** AIM **
Search the entries for the word "hours" and pull out each line that has it.

Excerpts from a figure dataset
####

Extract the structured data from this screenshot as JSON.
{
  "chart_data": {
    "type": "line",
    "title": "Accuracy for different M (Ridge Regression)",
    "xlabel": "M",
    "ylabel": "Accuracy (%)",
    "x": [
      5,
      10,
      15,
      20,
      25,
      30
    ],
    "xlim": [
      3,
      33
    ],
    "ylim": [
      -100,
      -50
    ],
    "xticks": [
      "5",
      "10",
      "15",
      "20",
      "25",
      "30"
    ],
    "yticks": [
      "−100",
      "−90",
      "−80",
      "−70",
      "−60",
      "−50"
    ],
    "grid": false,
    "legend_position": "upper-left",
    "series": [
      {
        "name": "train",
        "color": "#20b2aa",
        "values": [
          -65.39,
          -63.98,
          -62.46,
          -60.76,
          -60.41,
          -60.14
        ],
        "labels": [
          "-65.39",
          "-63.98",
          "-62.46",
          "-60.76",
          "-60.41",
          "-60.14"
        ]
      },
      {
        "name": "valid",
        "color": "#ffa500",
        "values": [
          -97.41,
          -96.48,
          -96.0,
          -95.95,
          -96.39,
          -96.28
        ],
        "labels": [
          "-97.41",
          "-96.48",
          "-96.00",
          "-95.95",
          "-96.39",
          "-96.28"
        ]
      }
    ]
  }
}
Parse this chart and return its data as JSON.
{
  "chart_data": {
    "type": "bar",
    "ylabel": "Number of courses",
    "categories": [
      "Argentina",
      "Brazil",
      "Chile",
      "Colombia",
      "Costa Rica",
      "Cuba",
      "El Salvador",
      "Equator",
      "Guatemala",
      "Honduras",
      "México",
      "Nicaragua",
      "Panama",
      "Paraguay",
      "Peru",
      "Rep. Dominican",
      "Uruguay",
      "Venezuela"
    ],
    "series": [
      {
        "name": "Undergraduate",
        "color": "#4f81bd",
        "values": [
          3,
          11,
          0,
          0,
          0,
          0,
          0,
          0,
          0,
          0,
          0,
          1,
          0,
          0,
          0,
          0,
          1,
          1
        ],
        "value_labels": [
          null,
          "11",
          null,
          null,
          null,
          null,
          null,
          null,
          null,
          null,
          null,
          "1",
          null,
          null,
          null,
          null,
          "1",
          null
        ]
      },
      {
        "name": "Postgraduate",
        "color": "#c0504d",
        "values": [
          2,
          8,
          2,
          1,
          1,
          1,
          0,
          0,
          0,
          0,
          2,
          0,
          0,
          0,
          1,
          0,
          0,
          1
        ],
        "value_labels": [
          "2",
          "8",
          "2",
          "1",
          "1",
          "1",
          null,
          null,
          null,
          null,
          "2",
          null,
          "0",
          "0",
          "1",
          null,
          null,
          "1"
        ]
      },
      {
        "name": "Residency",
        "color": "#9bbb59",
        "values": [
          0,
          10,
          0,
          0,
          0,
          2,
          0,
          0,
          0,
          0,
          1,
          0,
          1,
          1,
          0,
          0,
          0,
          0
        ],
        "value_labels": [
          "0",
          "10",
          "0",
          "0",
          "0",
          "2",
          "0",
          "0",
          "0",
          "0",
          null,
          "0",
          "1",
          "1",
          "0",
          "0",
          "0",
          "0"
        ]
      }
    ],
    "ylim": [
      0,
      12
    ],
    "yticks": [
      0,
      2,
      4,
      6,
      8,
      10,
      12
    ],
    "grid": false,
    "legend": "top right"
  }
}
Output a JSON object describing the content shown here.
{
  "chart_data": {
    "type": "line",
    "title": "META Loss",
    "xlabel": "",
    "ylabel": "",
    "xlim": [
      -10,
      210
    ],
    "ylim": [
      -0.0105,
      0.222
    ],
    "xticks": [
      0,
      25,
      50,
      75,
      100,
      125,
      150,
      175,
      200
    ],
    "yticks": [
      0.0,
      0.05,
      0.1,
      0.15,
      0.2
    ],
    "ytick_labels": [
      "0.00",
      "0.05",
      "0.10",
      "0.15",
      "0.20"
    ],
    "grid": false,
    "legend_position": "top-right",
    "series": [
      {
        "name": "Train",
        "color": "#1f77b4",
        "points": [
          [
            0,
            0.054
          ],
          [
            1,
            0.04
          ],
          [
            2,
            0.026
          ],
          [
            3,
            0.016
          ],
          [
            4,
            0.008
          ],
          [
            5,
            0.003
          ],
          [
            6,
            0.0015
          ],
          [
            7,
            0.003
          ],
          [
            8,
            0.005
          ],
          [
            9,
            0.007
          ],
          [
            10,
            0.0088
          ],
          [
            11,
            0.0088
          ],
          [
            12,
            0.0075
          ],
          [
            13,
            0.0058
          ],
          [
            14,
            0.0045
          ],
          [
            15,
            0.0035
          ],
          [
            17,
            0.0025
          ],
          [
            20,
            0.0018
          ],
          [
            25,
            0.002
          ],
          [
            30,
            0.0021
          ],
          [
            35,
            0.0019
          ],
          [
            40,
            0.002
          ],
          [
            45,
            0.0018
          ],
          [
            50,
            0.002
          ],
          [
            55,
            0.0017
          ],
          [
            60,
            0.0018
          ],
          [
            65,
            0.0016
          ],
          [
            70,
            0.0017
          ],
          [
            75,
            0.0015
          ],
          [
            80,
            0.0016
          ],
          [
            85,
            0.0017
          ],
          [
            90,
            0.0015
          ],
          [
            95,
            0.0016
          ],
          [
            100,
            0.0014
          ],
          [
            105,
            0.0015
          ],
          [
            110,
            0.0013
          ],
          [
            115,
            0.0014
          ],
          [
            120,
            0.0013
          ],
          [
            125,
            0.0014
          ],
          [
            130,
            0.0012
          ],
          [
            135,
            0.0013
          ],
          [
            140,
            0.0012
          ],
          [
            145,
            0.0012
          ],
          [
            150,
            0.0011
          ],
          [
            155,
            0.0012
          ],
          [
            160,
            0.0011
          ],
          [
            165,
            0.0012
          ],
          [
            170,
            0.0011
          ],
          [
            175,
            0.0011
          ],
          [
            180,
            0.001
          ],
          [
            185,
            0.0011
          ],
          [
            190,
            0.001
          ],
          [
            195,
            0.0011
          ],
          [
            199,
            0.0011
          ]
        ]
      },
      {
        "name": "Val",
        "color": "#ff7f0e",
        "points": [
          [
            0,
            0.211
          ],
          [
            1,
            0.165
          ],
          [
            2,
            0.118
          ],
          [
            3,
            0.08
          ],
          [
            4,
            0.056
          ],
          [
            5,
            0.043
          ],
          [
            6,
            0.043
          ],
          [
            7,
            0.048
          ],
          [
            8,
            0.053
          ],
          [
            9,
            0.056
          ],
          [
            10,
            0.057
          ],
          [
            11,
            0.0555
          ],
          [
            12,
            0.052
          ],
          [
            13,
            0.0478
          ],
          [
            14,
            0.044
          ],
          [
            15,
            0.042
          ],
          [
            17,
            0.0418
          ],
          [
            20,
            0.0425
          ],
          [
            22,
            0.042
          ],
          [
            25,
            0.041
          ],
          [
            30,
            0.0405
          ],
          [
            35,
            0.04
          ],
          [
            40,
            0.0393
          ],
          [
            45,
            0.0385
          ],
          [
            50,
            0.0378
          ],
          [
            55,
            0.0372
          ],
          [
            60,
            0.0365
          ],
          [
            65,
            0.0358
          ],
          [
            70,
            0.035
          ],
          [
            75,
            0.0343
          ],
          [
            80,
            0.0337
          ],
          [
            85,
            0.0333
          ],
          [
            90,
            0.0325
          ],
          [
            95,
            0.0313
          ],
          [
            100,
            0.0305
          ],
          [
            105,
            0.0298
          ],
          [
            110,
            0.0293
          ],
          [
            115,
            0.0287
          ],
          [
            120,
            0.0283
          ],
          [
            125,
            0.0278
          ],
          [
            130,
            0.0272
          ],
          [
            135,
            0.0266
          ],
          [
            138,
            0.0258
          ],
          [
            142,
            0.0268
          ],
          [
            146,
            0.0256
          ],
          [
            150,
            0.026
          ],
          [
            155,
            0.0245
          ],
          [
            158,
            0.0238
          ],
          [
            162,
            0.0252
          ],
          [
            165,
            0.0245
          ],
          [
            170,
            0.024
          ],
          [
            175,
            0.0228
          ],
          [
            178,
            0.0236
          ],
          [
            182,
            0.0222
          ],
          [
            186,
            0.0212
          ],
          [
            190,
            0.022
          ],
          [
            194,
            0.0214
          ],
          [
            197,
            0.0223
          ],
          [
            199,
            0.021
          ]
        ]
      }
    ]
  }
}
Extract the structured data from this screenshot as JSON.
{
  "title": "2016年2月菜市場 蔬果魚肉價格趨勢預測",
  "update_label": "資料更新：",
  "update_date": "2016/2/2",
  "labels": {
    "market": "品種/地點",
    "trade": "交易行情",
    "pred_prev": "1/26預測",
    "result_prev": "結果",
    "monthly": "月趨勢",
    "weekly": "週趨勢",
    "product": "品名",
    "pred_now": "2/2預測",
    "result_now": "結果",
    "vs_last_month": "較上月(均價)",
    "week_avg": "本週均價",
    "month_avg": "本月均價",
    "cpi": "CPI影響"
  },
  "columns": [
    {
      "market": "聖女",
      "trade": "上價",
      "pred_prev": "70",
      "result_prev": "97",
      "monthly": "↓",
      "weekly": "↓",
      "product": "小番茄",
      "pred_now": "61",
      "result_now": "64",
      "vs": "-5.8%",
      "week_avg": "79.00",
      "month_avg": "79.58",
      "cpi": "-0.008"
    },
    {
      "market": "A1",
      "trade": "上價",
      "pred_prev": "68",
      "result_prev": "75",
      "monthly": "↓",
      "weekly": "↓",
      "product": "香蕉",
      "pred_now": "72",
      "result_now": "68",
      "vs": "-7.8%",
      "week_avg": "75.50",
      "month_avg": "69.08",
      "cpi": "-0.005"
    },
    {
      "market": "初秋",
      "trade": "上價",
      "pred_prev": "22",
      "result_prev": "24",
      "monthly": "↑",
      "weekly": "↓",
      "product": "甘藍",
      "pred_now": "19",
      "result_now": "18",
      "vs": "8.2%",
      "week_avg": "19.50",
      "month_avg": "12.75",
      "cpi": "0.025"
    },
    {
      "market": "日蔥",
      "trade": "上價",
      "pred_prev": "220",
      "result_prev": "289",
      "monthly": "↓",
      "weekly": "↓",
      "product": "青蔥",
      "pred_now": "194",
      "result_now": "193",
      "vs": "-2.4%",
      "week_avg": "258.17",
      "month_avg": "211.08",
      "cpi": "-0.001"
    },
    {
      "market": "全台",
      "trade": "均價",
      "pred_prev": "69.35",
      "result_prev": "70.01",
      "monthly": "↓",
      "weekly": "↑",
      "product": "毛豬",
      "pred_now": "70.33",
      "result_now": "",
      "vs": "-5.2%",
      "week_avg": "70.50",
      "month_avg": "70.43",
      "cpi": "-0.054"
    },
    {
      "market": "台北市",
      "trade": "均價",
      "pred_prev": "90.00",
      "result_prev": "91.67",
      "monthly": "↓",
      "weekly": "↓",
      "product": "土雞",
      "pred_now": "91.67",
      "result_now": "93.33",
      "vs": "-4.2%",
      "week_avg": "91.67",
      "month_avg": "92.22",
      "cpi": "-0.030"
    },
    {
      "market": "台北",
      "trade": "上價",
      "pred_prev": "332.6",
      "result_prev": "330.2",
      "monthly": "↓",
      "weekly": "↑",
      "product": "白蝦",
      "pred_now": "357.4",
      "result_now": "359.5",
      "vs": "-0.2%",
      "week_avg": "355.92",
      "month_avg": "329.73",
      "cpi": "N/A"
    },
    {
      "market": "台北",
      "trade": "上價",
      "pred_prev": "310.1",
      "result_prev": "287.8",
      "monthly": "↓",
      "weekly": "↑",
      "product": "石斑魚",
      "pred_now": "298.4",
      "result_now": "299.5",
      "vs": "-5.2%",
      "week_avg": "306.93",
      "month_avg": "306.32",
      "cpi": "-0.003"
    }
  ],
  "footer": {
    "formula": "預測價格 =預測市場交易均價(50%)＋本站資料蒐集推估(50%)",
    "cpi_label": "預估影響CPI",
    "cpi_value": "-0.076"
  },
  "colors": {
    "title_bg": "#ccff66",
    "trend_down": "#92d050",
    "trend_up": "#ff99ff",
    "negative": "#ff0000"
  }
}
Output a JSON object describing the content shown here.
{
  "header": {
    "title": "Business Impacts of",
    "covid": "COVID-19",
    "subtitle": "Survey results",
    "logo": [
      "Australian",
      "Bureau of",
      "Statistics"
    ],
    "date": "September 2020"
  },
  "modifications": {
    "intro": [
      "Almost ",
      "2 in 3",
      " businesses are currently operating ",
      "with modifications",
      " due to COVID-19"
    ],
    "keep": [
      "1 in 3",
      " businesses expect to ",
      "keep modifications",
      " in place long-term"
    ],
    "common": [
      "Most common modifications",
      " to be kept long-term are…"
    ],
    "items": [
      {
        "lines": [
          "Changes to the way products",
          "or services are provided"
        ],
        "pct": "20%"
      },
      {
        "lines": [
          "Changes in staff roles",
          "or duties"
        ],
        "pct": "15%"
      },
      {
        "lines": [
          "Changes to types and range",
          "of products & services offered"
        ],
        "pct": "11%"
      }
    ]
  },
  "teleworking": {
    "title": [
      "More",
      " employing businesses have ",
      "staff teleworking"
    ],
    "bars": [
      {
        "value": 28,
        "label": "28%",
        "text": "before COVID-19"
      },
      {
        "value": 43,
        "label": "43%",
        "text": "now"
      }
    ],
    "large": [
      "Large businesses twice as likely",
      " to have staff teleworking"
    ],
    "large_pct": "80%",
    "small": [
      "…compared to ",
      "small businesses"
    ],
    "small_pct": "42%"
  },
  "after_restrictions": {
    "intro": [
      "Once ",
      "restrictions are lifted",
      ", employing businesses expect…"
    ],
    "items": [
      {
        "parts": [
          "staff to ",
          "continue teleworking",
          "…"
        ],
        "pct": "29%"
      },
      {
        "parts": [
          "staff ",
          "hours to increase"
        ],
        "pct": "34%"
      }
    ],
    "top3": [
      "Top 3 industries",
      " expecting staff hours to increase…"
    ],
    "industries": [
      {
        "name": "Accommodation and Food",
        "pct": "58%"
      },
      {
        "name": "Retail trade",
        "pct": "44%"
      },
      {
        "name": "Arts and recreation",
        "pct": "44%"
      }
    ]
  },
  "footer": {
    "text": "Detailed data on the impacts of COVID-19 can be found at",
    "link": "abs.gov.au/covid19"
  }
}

####

** SOLUTION **
          "hours to increase"
      " expecting staff hours to increase…"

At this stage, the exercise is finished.